Stored items from a collection
☆ ☆ ☆

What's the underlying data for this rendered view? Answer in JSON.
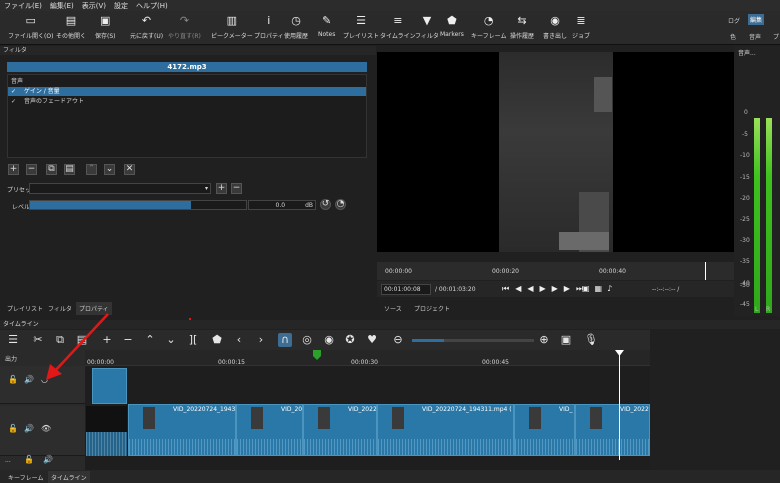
{
  "menu": [
    "ファイル(E)",
    "編集(E)",
    "表示(V)",
    "設定",
    "ヘルプ(H)"
  ],
  "toolbar": {
    "buttons": [
      "ファイル開く(O)",
      "その他開く",
      "保存(S)",
      "元に戻す(U)",
      "やり直す(R)",
      "ピークメーター",
      "プロパティ",
      "使用履歴",
      "Notes",
      "プレイリスト",
      "タイムライン",
      "フィルタ",
      "Markers",
      "キーフレーム",
      "操作履歴",
      "書き出し",
      "ジョブ"
    ],
    "right": [
      "ログ",
      "編集",
      "色",
      "音声",
      "プ"
    ]
  },
  "filters": {
    "title": "フィルタ",
    "file": "4172.mp3",
    "section": "音声",
    "items": [
      {
        "label": "ゲイン / 音量",
        "checked": true,
        "selected": true
      },
      {
        "label": "音声のフェードアウト",
        "checked": true,
        "selected": false
      }
    ],
    "preset_label": "プリセット",
    "level_label": "レベル",
    "level_value": "0.0",
    "level_unit": "dB",
    "level_fraction": 0.74
  },
  "left_tabs": [
    "プレイリスト",
    "フィルタ",
    "プロパティ"
  ],
  "viewer": {
    "ruler": [
      "00:00:00",
      "00:00:20",
      "00:00:40"
    ],
    "position": "00:01:00:08",
    "duration": "/ 00:01:03:20",
    "in_out": "--:--:--:-- /",
    "tabs": [
      "ソース",
      "プロジェクト"
    ]
  },
  "meter": {
    "title": "音声...",
    "ticks": [
      "0",
      "-5",
      "-10",
      "-15",
      "-20",
      "-25",
      "-30",
      "-35",
      "-40",
      "-45",
      "-50"
    ],
    "channels": [
      "L",
      "R"
    ],
    "level_db": -12
  },
  "timeline": {
    "title": "タイムライン",
    "ruler": [
      "00:00:00",
      "00:00:15",
      "00:00:30",
      "00:00:45"
    ],
    "output_label": "出力",
    "track_dots": "...",
    "clips": [
      "VID_20220724_1943",
      "VID_20",
      "VID_2022",
      "VID_20220724_194311.mp4 (",
      "VID_",
      "VID_2022"
    ]
  },
  "bottom_tabs": [
    "キーフレーム",
    "タイムライン"
  ],
  "colors": {
    "accent": "#2d6e9e",
    "playhead": "#ffffff",
    "arrow": "#e01818"
  }
}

☆ ☆ ☆

Task instructions — Leave out all pictures, then copy the remaining material exactly.

Solution —
What's the underlying data for this rendered view? Answer in JSON.
{
  "menu": [
    "ファイル(E)",
    "編集(E)",
    "表示(V)",
    "設定",
    "ヘルプ(H)"
  ],
  "toolbar": {
    "buttons": [
      "ファイル開く(O)",
      "その他開く",
      "保存(S)",
      "元に戻す(U)",
      "やり直す(R)",
      "ピークメーター",
      "プロパティ",
      "使用履歴",
      "Notes",
      "プレイリスト",
      "タイムライン",
      "フィルタ",
      "Markers",
      "キーフレーム",
      "操作履歴",
      "書き出し",
      "ジョブ"
    ],
    "right": [
      "ログ",
      "編集",
      "色",
      "音声",
      "プ"
    ]
  },
  "filters": {
    "title": "フィルタ",
    "file": "4172.mp3",
    "section": "音声",
    "items": [
      {
        "label": "ゲイン / 音量",
        "checked": true,
        "selected": true
      },
      {
        "label": "音声のフェードアウト",
        "checked": true,
        "selected": false
      }
    ],
    "preset_label": "プリセット",
    "level_label": "レベル",
    "level_value": "0.0",
    "level_unit": "dB",
    "level_fraction": 0.74
  },
  "left_tabs": [
    "プレイリスト",
    "フィルタ",
    "プロパティ"
  ],
  "viewer": {
    "ruler": [
      "00:00:00",
      "00:00:20",
      "00:00:40"
    ],
    "position": "00:01:00:08",
    "duration": "/ 00:01:03:20",
    "in_out": "--:--:--:-- /",
    "tabs": [
      "ソース",
      "プロジェクト"
    ]
  },
  "meter": {
    "title": "音声...",
    "ticks": [
      "0",
      "-5",
      "-10",
      "-15",
      "-20",
      "-25",
      "-30",
      "-35",
      "-40",
      "-45",
      "-50"
    ],
    "channels": [
      "L",
      "R"
    ],
    "level_db": -12
  },
  "timeline": {
    "title": "タイムライン",
    "ruler": [
      "00:00:00",
      "00:00:15",
      "00:00:30",
      "00:00:45"
    ],
    "output_label": "出力",
    "track_dots": "...",
    "clips": [
      "VID_20220724_1943",
      "VID_20",
      "VID_2022",
      "VID_20220724_194311.mp4 (",
      "VID_",
      "VID_2022"
    ]
  },
  "bottom_tabs": [
    "キーフレーム",
    "タイムライン"
  ],
  "colors": {
    "accent": "#2d6e9e",
    "playhead": "#ffffff",
    "arrow": "#e01818"
  }
}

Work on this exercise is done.